- Rows from a figure dataset
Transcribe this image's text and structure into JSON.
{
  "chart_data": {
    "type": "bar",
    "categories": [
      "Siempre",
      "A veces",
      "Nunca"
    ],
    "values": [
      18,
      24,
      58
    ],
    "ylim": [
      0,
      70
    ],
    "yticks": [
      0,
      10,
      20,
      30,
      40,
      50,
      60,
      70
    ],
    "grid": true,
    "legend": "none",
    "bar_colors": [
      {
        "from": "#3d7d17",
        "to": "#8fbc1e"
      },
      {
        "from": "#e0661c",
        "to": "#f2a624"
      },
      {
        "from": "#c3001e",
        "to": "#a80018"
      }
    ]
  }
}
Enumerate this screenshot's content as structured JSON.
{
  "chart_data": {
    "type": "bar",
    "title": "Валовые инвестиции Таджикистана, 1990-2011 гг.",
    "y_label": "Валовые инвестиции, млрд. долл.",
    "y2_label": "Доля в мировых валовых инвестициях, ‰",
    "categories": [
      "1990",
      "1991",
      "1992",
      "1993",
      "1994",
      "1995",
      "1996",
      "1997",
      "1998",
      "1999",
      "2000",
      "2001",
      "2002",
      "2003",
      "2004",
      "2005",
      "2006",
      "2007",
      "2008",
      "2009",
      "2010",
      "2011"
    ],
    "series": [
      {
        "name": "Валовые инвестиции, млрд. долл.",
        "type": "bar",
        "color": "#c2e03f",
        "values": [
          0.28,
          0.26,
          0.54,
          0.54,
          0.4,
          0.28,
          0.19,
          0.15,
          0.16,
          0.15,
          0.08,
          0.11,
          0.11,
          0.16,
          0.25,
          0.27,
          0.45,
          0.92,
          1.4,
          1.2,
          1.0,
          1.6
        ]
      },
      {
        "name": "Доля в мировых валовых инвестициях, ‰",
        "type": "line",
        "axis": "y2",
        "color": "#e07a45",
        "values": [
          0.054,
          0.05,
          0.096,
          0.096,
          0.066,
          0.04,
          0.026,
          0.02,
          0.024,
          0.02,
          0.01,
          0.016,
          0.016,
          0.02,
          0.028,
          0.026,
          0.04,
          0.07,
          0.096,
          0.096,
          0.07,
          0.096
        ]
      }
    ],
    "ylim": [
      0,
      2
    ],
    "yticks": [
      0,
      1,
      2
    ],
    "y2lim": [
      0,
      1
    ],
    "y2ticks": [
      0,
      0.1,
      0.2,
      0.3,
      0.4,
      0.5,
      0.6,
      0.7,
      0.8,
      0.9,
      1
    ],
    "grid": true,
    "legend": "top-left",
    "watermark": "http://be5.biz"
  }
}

- THE EXERCISE
From the records, copy every line that has the string "Валовые" in it.

- SOLUTION
    "title": "Валовые инвестиции Таджикистана, 1990-2011 гг.",
    "y_label": "Валовые инвестиции, млрд. долл.",
        "name": "Валовые инвестиции, млрд. долл.",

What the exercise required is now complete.